From the entries below, gather every line containing the string "ffffff".

◆ ◆ ◆

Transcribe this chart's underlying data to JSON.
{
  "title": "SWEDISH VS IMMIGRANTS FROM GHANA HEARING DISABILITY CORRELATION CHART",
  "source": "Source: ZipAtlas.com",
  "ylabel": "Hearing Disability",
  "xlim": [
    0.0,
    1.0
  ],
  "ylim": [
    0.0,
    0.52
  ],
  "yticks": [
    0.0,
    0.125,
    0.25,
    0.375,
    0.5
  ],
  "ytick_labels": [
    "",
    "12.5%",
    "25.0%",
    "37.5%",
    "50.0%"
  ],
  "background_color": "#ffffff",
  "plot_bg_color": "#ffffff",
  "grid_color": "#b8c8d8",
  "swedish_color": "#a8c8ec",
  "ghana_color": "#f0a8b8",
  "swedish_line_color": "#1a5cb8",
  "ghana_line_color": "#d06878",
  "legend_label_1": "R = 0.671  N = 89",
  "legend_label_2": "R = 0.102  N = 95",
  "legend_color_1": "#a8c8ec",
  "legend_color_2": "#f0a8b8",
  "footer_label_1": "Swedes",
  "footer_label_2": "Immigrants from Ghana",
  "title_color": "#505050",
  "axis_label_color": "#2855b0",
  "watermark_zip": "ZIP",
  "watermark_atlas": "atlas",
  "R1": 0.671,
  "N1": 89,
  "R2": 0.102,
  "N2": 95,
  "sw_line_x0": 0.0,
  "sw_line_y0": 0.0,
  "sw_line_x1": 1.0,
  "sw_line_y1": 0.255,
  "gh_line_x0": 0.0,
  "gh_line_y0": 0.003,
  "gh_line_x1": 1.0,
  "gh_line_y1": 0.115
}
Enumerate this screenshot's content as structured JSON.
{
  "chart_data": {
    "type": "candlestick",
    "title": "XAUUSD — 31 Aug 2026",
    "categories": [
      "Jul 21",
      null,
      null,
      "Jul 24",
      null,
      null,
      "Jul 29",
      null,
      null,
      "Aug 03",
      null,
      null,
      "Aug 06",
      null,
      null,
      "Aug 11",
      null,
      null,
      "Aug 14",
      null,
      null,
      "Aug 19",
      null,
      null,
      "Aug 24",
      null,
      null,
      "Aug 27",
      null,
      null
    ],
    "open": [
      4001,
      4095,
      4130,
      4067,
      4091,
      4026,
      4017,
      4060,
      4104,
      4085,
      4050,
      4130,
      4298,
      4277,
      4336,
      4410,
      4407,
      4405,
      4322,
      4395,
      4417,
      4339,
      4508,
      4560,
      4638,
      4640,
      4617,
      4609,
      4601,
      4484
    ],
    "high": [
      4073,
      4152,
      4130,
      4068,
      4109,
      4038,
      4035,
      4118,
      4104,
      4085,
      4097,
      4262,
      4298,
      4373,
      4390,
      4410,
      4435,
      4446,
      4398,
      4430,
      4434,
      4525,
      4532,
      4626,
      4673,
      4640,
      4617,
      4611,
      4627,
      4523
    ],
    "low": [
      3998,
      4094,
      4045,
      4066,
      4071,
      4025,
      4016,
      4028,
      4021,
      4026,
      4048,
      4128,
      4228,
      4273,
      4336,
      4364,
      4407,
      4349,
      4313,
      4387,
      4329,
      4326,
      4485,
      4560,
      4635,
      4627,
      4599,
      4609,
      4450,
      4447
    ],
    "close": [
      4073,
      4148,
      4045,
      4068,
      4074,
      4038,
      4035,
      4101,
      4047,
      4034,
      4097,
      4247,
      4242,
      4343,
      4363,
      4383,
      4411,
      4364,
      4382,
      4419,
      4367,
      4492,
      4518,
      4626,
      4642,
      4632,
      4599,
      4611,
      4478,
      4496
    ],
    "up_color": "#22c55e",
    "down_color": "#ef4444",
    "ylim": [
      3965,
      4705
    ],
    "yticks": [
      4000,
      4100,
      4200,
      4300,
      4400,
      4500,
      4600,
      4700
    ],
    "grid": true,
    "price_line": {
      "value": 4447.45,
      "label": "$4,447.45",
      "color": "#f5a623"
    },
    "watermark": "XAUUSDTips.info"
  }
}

◆ ◆ ◆

Response to the task:
  "background_color": "#ffffff",
  "plot_bg_color": "#ffffff",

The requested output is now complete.